#### [WHAT YOU NEED TO DO]
Find the line containing "Parse this screenshot: output". Retype it and every later line of the records exactly, leaving out pictures.

Records that describe figures
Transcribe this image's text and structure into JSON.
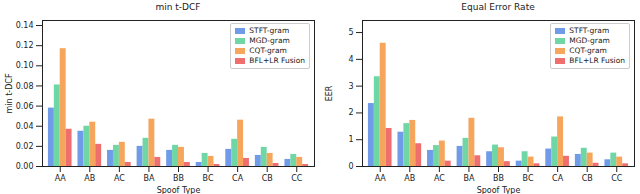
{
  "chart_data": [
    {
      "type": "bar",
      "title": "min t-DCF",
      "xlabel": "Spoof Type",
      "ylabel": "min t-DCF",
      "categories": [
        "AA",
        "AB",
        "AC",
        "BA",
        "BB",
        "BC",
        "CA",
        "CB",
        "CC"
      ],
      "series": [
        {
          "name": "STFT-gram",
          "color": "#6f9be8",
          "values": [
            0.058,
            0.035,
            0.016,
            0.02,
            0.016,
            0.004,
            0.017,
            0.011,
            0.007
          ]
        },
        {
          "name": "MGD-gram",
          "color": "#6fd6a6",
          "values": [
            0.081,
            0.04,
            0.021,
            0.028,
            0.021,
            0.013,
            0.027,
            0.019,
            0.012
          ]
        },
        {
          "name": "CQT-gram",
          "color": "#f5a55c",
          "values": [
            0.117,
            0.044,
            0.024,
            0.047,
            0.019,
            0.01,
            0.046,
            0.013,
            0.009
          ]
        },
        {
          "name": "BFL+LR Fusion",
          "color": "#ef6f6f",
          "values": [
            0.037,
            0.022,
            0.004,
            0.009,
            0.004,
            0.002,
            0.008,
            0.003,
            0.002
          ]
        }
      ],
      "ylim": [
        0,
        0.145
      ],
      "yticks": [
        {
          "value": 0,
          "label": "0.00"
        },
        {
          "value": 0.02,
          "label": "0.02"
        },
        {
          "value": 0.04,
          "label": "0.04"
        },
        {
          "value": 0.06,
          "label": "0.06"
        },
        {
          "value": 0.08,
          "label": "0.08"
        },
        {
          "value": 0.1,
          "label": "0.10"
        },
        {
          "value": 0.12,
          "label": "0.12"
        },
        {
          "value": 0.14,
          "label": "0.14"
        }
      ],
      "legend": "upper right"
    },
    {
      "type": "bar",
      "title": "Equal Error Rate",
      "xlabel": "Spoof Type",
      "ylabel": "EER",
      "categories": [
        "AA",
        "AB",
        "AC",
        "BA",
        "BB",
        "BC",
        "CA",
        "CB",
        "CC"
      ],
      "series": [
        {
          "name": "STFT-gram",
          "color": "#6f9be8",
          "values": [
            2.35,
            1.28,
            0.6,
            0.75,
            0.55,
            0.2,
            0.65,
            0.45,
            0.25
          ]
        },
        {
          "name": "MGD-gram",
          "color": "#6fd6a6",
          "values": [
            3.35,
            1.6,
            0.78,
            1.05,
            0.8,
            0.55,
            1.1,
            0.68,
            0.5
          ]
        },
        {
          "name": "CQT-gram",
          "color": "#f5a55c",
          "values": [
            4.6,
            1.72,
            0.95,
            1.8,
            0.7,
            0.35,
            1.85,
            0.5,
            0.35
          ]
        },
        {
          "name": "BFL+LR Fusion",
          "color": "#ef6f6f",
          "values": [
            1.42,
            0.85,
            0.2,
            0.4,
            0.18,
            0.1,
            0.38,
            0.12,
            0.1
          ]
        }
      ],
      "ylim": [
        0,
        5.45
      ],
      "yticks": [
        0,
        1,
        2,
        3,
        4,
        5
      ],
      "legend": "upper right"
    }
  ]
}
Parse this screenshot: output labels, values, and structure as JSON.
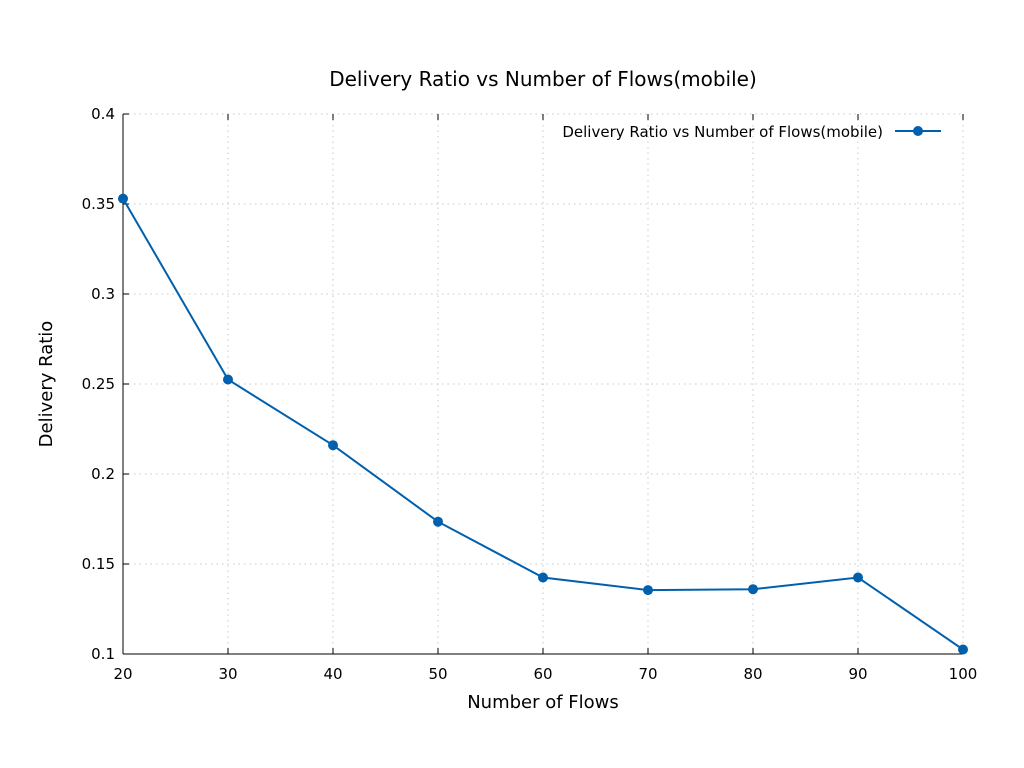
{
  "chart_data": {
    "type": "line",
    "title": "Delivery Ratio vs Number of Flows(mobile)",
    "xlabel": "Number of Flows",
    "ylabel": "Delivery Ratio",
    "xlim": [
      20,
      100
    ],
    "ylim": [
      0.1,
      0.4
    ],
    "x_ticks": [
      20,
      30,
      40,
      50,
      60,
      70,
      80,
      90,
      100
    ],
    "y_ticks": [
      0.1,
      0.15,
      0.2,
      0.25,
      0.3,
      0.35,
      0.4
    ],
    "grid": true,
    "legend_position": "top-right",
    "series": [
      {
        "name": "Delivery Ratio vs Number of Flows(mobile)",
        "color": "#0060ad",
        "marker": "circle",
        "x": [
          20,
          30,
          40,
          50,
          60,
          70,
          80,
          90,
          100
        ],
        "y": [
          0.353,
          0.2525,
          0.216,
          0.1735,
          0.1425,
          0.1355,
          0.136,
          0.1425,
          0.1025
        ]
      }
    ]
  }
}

#### [RESULT FOR THIS EXERCISE]
Parse this screenshot: output labels, values, and structure as JSON.
{
  "chart_data": {
    "type": "line",
    "title": "Delivery Ratio vs Number of Flows(mobile)",
    "xlabel": "Number of Flows",
    "ylabel": "Delivery Ratio",
    "xlim": [
      20,
      100
    ],
    "ylim": [
      0.1,
      0.4
    ],
    "x_ticks": [
      20,
      30,
      40,
      50,
      60,
      70,
      80,
      90,
      100
    ],
    "y_ticks": [
      0.1,
      0.15,
      0.2,
      0.25,
      0.3,
      0.35,
      0.4
    ],
    "grid": true,
    "legend_position": "top-right",
    "series": [
      {
        "name": "Delivery Ratio vs Number of Flows(mobile)",
        "color": "#0060ad",
        "marker": "circle",
        "x": [
          20,
          30,
          40,
          50,
          60,
          70,
          80,
          90,
          100
        ],
        "y": [
          0.353,
          0.2525,
          0.216,
          0.1735,
          0.1425,
          0.1355,
          0.136,
          0.1425,
          0.1025
        ]
      }
    ]
  }
}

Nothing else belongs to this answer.